Et maintenant : la diversité linguistique

Lorsqu’elle est apparue dans les milieux gouvernementaux et universitaires de Québec, en 1996, l’idée de freiner le rouleau compresseur culturel des États-Unis grâce à un traité international qui soustrairait la culture à la tyrannie de la logique commerciale semblait complètement chimérique.

Pourtant, une décennie plus tard, en octobre 2006, 148 États représentés à l’Unesco – seuls les États-Unis et Israël votant non – ont approuvé le nouveau traité, révolutionnaire, qui protège la capacité des États de soutenir leurs artistes, leur cinéma, leur industrie du disque. Certes, on aimerait, avec Louise Beaudoin, à qui l’on est largement redevable de l’existence de ce traité, qu’il soit plus musclé, plus contraignant. Mais en soi, il constitue un gigantesque et improbable pied de nez à la puissance américaine… ou un symptôme de sa faiblesse momentanée.

Il y a cependant une petite chose que ce traité protège mal : la langue. Pourtant, s’il fallait agir pour protéger aides publiques et quotas culturels avant que l’Organisation mondiale du commerce ne les déclare, un à un, des entraves au commerce, le même argument peut être avancé pour la langue. Selon le juriste Ivan Bernier, de l’Université Laval, un des principaux cerveaux derrière le traité de l’Unesco, et selon Christine Fréchette, du Conseil de la langue française, ce n’est qu’une question de temps avant qu’un tribunal de l’OMC ne déclare contraires au droit commercial la loi du Québec obligeant les majors à fournir des versions françaises de leurs films et mette dans sa mire les quotas contraignant les radios à diffuser une proportion minimale de chansons en français.

Même les dispositions de la loi 101 qui imposent la présence du français ou sa prédominance dans l’étiquetage, les modes d’emploi et l’affichage pourraient être hachées menu sur l’autel du commerce – à moins qu’on ne fasse la démonstration que la santé et la sécurité des consommateurs sont en danger. Un jugement européen a d’ailleurs mis cela en cause, en 2000, en arguant de la connaissance de plus en plus généralisée de l’anglais. Si tous peuvent lire les warnings, la santé est sauve, non ? Dans la logique commerciale, même si on fait la preuve que le français doit être présent pour des raisons de santé, cela ne protège nullement sa prédominance, qui répond à un impératif socio-politico-identitaire. La logique commerciale et l’affirmation maintenant irréversible de l’anglais comme langue commune internationale (les 10 nouveaux États de l’Union européenne ont tous choisi l’anglais comme langue de communication avec la Commission européenne) laissent présager une pression accrue.

Réfléchissons un instant à ce qu’un traité sur la diversité linguistique pourrait contenir. Comme celui sur la culture, il interdirait d’interdire. C’est-à-dire que les États ne pourraient éliminer de leur paysage une langue minoritaire ou étrangère (comme les Grecs tentent de le faire avec le turc, ennemi héréditaire). Dans le respect des langues minoritaires, les États pourraient se donner le droit de déclarer une ou plusieurs langues officielles, de décréter la prédominance d’une de ces langues sur son territoire, d’adopter des politiques publiques visant à perpétuer cette prédominance, y compris en éducation. C’est la loi 101 actuelle, toute crachée.

⁂

Consignes
1. D'après le texte sur la diversité linguistique, pourquoi le fait de prouver que le français doit être présent pour des raisons de santé ne protège-t-il pas sa prédominance ? Répondez en une à trois phrases, s'il vous plaît.
2. Prolongez le texte sur la diversité linguistique à la suite de sa dernière phrase.

⁂

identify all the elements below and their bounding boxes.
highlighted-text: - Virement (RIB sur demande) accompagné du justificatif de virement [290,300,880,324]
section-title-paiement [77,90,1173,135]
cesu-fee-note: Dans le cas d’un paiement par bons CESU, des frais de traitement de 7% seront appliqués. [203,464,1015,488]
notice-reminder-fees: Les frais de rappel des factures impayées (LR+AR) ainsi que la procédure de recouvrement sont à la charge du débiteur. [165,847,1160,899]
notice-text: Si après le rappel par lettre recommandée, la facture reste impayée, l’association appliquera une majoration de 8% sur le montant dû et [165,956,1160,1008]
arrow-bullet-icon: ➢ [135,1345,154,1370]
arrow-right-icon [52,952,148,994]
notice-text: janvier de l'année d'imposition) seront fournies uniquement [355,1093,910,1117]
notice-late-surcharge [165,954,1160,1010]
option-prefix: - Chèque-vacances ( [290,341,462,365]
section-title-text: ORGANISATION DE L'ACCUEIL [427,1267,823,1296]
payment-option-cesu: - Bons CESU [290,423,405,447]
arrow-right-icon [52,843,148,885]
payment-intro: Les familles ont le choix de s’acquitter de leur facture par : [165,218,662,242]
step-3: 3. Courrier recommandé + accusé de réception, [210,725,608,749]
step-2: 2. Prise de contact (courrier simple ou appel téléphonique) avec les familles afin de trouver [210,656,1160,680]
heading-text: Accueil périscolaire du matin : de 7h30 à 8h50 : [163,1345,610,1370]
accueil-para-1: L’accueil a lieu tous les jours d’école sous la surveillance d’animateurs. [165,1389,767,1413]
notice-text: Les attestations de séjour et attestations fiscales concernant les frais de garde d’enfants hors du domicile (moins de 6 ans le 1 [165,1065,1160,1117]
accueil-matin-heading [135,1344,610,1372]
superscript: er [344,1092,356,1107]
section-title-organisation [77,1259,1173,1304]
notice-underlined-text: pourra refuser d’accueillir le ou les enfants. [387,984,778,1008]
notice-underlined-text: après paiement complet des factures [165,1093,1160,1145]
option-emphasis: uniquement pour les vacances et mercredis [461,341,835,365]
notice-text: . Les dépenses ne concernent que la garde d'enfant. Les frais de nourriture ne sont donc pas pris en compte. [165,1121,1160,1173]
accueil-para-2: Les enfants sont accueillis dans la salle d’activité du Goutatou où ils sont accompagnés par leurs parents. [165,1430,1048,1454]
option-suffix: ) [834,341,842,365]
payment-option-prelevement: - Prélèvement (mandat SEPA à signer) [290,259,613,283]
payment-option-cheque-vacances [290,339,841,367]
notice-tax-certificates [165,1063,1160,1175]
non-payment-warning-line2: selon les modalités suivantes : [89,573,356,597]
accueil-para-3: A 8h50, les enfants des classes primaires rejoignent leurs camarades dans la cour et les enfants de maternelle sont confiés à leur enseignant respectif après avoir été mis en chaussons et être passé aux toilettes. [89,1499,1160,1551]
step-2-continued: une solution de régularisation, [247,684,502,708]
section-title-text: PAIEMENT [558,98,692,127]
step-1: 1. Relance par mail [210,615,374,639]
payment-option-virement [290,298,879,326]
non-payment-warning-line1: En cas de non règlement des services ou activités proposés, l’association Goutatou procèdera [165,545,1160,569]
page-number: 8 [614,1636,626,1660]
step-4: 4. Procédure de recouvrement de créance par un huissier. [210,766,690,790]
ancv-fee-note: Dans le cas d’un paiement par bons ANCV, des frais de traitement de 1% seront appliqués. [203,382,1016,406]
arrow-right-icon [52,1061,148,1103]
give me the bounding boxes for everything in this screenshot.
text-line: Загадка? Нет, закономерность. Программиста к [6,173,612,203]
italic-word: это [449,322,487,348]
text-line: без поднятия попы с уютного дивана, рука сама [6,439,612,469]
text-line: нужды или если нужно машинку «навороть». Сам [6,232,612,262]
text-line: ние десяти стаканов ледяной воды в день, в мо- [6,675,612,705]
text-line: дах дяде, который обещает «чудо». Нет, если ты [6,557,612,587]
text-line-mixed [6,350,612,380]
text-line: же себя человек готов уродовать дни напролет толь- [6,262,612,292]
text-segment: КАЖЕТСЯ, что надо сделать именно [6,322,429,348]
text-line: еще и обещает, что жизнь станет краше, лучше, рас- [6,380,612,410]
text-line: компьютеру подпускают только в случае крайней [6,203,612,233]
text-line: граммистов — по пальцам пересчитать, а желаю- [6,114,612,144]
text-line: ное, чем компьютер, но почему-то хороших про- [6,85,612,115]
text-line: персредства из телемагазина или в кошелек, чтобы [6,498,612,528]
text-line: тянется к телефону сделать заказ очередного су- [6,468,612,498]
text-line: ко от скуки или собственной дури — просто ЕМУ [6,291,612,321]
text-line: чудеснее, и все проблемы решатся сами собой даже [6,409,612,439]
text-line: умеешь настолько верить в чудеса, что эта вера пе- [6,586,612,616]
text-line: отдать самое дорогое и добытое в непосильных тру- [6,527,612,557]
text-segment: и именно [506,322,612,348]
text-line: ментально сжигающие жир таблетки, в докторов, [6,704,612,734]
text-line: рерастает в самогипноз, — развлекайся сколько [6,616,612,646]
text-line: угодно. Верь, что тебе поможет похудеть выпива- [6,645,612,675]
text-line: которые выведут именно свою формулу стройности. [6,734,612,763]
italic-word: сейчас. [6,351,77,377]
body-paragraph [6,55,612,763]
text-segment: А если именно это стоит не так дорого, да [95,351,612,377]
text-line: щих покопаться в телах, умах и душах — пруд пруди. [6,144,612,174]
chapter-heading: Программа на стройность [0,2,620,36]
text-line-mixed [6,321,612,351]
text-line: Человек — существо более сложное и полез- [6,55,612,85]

⁂

Réponses
1. Dans la logique commerciale, une telle preuve justifie seulement la présence du français, et non sa prédominance. Cette prédominance répond en effet à un impératif socio-politico-identitaire, et non à une question de santé.

2.
Préserver l’acquis linguistique serait déjà bien. Mais il faut également gagner du terrain, avant qu’il soit trop tard. La généralisation de l’anglais dans les raisons sociales et les marques de commerce est déjà un sujet d’inquiétude tant au Québec qu’en France, en Russie, au Mexique ou en Chine. Le droit national actuel ne peut obliger Future Shop ou Toys « R » Us à se franciser, ne serait-ce que pour mieux atteindre leurs clientèles francophones. Le même raisonnement s’applique évidemment au Cirque du Soleil en tournée en Arkansas ou à Singapour.

Suivant les recommandations du Conseil de la langue française et de la commission Larose, le Québec pourrait proposer qu’un nouveau traité, tout en reconnaissant les dénominations commerciales étrangères existantes (pourquoi franciser rétroactivement ce joyau de la langue du commerce qu’est Canadian Tire) et en protégeant celles, actuelles et futures, qui sont des noms propres (Fouquet, Tim Horton, Bombardier), permette aux États de réglementer l’implantation de nouvelles marques et raisons sociales. En certains cas, des États, comme le Québec, pourraient se fixer l’objectif d’assurer une prédominance globale du français sur la totalité des marques et établir, au-delà d’un certain seuil, un moratoire sur les nouvelles marques unilingues anglaises. D’autres viseront l’égalité des langues. D’autres s’abstiendront d’agir. La montée aux barricades est prévisible sur Madison Avenue, l’avenue newyorkaise qui tient lieu de quartier général anglo-américain des marques de commerce. Mais qu’on nous montre sur quelles tables de la loi divine il est écrit que ce sont les entreprises transnationales, et non les représentants élus des peuples, qui doivent avoir le dernier mot en ces matières.

Un traité comme celui-là pourrait avoir deux effets secondaires positifs pour le Québec. Inscrire dans un traité international signé par le Québec l’interdiction d’interdire rendrait impossible tout retour à l’affichage commercial unilingue français. Bien. Inscrire dans un traité international signé par le Canada le droit des États à des politiques publiques visant la prédominance d’une langue mettrait la Cour suprême canadienne en garde contre toute tentative d’invalider les dispositions scolaires et commerciales actuelles de la loi 101. Ce qui ne serait pas un bénin bénéfice.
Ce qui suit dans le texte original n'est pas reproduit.